-- begin MATERIAL --

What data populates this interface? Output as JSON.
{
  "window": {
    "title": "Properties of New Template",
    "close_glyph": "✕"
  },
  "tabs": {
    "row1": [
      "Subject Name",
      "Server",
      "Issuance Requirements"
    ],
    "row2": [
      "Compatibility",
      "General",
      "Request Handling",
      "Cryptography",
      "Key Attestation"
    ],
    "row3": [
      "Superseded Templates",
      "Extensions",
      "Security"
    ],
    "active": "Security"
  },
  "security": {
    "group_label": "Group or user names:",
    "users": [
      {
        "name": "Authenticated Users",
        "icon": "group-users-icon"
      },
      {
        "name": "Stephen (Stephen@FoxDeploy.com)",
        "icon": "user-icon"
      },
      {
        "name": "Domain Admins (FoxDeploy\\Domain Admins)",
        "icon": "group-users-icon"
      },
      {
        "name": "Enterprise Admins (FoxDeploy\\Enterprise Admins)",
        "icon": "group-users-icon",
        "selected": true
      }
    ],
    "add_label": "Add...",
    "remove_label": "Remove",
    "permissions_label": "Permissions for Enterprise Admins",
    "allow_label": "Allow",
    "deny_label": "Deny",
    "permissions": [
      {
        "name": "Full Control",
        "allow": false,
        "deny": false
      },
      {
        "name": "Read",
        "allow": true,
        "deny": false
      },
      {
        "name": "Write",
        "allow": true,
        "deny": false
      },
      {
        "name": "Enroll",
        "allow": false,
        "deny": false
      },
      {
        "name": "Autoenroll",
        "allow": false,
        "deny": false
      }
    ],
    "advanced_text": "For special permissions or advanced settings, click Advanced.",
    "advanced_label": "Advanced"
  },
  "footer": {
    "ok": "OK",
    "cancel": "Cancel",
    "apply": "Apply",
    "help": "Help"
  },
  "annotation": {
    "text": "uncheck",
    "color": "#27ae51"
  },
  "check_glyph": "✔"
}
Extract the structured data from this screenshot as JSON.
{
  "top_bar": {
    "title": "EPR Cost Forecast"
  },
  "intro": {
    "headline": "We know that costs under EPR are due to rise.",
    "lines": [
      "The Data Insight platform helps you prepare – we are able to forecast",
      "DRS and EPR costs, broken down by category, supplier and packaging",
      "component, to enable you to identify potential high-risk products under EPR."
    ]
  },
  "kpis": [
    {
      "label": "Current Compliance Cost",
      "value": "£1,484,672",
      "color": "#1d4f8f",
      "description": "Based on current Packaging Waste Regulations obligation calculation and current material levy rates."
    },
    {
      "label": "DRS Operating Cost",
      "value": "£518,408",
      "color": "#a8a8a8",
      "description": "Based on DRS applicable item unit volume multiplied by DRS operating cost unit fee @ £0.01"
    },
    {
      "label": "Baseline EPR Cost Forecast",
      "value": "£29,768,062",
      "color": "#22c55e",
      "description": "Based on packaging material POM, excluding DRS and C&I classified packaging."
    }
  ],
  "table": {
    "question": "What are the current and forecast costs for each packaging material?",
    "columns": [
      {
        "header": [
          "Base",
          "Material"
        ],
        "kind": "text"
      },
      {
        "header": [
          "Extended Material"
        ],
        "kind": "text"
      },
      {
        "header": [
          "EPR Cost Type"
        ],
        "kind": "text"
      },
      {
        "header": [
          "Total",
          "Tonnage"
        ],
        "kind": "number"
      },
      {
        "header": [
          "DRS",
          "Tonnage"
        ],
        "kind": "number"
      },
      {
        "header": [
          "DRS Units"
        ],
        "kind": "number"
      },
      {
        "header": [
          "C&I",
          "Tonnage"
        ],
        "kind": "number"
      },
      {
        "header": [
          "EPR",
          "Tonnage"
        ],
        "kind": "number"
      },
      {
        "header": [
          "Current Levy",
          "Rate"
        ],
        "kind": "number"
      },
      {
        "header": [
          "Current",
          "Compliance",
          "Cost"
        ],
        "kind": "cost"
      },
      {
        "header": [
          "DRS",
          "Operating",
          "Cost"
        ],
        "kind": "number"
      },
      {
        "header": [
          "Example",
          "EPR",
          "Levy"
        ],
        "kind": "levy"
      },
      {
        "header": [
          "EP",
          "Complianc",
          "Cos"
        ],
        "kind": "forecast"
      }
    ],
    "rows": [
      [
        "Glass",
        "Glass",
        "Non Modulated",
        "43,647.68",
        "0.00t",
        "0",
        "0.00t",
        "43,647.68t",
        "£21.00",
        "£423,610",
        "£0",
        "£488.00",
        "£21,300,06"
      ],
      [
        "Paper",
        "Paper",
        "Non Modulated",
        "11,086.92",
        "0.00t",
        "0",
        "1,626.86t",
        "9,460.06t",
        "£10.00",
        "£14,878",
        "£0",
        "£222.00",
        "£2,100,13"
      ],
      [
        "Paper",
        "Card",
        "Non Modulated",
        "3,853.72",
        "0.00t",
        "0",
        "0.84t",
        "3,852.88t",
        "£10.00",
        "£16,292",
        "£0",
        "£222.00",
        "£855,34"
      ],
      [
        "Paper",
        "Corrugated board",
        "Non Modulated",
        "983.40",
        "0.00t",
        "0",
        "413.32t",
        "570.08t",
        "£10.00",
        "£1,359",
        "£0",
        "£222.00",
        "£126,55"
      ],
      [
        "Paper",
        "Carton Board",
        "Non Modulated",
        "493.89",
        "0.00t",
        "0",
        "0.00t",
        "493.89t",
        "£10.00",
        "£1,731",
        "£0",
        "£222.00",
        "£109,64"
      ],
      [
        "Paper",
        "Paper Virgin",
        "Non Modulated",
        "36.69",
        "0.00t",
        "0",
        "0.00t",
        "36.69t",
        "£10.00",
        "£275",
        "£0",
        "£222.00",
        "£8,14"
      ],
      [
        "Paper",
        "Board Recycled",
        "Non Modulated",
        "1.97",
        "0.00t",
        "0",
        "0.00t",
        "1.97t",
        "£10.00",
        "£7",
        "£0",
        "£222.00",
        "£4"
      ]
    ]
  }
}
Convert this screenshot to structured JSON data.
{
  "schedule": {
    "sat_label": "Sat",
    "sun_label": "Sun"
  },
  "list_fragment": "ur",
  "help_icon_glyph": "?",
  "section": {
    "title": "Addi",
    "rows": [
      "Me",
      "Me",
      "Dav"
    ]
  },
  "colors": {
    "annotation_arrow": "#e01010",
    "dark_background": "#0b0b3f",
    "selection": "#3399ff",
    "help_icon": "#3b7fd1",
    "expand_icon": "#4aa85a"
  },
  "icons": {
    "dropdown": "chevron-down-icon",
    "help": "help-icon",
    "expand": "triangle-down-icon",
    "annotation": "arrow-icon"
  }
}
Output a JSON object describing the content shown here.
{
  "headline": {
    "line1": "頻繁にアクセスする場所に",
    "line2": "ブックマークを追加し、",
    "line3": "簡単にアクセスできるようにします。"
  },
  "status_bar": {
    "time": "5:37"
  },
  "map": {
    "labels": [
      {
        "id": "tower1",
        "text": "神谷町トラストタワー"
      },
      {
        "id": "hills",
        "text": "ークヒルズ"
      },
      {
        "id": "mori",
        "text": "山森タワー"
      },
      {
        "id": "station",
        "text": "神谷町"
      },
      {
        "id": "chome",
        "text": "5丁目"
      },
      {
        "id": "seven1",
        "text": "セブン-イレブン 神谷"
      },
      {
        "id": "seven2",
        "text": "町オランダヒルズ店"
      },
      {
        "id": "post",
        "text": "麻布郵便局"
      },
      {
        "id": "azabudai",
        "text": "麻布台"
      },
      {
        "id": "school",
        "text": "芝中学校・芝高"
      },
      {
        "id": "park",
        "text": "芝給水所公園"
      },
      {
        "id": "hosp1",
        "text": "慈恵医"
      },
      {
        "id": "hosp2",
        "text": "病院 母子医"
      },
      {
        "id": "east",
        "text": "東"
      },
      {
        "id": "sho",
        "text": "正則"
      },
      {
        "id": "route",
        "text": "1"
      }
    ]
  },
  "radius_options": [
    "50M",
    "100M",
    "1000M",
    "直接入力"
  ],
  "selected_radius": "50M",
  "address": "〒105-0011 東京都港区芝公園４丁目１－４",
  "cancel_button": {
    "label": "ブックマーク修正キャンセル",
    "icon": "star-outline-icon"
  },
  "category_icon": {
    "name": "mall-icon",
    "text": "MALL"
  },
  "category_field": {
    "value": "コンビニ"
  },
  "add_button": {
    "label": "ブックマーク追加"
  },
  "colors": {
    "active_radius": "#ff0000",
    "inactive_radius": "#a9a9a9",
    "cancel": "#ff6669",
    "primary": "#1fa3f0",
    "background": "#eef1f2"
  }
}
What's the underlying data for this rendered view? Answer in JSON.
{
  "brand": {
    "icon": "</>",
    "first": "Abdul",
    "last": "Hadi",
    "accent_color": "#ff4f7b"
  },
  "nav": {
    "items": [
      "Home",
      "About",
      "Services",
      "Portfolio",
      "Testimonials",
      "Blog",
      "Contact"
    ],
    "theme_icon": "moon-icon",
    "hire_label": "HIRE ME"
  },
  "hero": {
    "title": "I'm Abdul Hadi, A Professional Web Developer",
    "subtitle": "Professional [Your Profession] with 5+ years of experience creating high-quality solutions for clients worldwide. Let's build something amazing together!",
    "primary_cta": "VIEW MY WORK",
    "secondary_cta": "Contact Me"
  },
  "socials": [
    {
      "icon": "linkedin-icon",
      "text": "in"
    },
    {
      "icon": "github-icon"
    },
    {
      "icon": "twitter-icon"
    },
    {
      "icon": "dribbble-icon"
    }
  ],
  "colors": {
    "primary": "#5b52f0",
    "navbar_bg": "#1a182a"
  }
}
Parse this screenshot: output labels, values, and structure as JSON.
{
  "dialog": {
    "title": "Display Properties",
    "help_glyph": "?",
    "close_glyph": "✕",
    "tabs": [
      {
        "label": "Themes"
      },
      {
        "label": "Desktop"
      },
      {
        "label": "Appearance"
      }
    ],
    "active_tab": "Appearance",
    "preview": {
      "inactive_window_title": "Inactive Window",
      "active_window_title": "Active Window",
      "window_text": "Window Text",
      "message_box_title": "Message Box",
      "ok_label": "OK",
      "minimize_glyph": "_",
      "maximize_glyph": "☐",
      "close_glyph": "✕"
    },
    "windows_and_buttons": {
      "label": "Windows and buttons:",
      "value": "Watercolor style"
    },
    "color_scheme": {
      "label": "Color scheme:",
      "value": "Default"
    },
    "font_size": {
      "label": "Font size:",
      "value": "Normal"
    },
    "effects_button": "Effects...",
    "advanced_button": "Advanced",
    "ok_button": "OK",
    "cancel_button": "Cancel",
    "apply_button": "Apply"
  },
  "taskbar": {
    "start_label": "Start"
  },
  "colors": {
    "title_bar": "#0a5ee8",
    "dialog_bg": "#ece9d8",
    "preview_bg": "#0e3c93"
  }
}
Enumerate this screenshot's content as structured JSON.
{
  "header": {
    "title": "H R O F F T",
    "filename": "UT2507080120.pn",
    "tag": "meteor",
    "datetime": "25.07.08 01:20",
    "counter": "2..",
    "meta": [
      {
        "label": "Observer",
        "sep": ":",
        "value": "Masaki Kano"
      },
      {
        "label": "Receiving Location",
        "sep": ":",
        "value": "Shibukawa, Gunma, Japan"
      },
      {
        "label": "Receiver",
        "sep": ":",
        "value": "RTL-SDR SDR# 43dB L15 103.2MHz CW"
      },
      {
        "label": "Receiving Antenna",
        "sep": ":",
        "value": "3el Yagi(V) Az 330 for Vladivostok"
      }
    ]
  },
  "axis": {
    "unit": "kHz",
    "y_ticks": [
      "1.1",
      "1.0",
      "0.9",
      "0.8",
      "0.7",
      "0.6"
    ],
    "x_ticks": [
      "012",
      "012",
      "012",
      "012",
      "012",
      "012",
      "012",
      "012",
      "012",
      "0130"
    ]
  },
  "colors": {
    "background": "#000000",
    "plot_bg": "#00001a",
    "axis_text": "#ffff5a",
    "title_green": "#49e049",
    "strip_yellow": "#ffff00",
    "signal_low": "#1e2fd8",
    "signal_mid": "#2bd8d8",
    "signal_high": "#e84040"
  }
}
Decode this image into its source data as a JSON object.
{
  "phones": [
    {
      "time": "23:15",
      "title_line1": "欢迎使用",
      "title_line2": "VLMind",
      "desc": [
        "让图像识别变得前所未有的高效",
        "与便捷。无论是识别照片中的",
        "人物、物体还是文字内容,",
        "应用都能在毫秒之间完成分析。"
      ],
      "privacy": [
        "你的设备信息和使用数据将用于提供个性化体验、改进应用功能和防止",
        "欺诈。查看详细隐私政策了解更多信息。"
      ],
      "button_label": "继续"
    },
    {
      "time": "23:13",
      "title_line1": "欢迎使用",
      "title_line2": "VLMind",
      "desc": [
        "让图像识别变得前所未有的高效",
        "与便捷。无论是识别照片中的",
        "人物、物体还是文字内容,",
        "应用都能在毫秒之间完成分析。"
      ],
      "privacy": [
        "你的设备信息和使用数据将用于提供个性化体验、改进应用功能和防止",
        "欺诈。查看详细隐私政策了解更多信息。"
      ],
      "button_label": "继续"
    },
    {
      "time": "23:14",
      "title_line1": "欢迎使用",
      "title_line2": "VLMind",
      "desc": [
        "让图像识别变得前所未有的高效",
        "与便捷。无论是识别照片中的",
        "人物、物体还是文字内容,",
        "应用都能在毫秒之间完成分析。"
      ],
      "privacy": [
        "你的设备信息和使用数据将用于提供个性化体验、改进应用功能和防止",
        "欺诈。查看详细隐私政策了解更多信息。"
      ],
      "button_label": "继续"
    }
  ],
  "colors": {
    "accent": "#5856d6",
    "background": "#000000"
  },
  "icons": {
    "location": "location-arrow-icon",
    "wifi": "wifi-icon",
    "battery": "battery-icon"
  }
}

-- end MATERIAL --

TASK GOAL: Pull out every line of the records above that contains the word "structured".

EXERCISE RESULT:
Extract the structured data from this screenshot as JSON.
Convert this screenshot to structured JSON data.
Enumerate this screenshot's content as structured JSON.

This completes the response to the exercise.